Task prompt -
Using the records below, count the lines with "Quirinale" in them. Give the number only.

Given records -
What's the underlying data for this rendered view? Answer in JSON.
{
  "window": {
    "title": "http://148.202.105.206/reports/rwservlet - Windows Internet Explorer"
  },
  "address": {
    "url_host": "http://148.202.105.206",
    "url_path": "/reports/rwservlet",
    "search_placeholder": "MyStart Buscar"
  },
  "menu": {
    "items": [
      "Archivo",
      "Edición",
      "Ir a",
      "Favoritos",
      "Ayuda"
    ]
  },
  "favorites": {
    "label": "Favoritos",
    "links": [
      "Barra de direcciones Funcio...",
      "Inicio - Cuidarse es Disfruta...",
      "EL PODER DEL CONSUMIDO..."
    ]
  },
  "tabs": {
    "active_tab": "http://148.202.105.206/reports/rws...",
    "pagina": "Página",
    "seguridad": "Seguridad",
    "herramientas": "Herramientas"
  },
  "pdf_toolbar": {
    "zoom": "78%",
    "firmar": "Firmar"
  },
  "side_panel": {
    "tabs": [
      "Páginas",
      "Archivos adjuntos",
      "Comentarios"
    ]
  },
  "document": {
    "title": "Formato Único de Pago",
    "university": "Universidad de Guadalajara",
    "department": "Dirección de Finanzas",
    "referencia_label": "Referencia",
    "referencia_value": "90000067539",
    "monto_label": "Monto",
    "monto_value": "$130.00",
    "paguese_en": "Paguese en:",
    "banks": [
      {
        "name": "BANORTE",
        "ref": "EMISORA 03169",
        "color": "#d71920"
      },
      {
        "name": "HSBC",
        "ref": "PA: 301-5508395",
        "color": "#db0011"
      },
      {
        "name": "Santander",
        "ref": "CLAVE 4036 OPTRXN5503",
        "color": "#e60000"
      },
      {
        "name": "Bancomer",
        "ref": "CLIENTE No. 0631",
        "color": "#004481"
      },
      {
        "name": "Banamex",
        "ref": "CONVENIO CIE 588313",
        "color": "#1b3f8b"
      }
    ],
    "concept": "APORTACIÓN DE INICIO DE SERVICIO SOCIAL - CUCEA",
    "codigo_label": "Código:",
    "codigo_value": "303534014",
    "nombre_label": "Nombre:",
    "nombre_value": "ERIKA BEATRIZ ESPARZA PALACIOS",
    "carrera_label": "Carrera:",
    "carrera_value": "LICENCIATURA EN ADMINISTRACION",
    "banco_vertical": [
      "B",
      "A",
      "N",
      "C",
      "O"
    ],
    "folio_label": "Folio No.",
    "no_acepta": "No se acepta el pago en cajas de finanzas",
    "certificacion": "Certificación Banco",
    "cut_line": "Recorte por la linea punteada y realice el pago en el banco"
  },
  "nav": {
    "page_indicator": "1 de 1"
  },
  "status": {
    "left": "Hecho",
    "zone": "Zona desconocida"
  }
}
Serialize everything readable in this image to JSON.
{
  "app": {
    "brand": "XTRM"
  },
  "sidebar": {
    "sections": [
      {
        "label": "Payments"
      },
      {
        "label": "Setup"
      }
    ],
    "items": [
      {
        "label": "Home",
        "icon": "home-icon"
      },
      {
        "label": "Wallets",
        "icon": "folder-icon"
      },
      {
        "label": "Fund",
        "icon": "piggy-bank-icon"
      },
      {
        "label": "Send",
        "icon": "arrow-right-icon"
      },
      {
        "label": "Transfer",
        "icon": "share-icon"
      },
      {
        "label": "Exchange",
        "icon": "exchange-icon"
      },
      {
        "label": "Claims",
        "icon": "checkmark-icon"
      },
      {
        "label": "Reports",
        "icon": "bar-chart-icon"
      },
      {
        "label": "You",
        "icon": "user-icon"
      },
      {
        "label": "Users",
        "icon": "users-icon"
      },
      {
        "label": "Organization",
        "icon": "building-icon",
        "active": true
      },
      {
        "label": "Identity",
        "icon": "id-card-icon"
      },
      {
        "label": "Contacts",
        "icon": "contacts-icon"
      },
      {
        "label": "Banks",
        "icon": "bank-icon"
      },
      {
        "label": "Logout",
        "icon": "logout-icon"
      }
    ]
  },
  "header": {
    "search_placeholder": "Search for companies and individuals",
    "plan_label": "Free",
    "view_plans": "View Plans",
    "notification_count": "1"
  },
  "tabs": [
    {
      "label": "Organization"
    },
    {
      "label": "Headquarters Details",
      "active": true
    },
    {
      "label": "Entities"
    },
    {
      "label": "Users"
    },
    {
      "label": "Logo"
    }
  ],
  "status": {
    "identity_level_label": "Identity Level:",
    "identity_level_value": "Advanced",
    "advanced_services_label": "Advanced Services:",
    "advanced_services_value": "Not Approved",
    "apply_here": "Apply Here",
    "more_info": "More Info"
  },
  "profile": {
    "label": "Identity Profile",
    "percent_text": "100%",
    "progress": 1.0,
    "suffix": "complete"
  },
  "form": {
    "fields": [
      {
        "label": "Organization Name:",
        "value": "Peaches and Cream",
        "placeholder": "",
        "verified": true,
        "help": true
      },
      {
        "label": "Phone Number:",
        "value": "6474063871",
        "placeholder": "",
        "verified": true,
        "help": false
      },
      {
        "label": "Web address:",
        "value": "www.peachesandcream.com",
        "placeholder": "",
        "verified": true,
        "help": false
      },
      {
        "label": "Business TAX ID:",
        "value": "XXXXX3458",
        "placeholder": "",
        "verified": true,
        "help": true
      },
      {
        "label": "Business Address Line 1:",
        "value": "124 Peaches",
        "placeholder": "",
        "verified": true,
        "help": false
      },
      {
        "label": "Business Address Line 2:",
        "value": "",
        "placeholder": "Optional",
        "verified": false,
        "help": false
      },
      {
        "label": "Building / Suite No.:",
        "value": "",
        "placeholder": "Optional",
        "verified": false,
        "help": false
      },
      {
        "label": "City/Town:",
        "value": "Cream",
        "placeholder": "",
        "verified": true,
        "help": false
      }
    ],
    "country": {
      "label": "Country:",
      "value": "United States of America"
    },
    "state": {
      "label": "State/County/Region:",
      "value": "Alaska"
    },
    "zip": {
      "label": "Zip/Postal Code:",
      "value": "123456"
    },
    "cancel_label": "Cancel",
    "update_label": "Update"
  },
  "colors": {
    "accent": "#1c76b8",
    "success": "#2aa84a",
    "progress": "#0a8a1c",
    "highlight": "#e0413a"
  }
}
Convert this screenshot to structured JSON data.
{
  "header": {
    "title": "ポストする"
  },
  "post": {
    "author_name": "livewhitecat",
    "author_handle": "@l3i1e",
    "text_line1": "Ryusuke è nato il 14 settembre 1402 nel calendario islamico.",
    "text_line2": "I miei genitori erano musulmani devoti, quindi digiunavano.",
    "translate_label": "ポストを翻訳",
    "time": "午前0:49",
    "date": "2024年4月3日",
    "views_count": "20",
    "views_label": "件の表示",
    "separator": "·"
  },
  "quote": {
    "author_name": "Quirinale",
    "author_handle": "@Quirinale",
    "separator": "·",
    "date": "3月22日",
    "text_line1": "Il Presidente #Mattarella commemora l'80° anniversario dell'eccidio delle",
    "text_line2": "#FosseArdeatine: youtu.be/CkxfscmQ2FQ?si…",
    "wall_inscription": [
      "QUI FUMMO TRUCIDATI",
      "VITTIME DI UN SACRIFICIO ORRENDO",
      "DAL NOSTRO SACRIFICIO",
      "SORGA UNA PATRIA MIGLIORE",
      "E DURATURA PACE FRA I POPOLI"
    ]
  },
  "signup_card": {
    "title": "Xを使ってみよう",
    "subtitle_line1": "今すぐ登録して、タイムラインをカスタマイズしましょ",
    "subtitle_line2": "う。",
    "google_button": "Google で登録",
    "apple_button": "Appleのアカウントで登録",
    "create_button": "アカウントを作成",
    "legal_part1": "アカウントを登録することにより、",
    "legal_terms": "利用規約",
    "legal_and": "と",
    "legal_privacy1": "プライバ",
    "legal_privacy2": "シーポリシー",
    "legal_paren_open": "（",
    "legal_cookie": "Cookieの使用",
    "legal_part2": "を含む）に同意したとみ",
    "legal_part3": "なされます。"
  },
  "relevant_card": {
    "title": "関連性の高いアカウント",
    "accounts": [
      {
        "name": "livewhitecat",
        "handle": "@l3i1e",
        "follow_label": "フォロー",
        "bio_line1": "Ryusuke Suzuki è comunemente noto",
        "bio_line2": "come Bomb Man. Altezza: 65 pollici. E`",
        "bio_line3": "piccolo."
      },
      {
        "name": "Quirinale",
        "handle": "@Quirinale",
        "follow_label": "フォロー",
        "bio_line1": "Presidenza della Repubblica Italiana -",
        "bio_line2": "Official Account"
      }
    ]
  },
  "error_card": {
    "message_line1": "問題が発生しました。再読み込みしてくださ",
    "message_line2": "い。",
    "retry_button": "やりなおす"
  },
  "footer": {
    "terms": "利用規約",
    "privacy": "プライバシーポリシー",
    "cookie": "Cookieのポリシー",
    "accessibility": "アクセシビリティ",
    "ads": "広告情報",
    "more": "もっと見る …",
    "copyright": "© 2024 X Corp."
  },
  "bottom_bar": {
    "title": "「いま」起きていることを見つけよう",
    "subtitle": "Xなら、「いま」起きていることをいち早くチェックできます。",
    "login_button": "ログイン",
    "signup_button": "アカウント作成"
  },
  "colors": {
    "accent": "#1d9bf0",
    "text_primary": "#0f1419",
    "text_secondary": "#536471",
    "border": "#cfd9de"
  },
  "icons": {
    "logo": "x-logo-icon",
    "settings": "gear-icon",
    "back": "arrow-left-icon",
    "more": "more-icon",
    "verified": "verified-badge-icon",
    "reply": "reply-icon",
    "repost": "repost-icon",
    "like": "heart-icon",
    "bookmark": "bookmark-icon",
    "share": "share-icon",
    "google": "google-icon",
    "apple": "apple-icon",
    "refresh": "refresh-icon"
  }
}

Output of the exercise -
4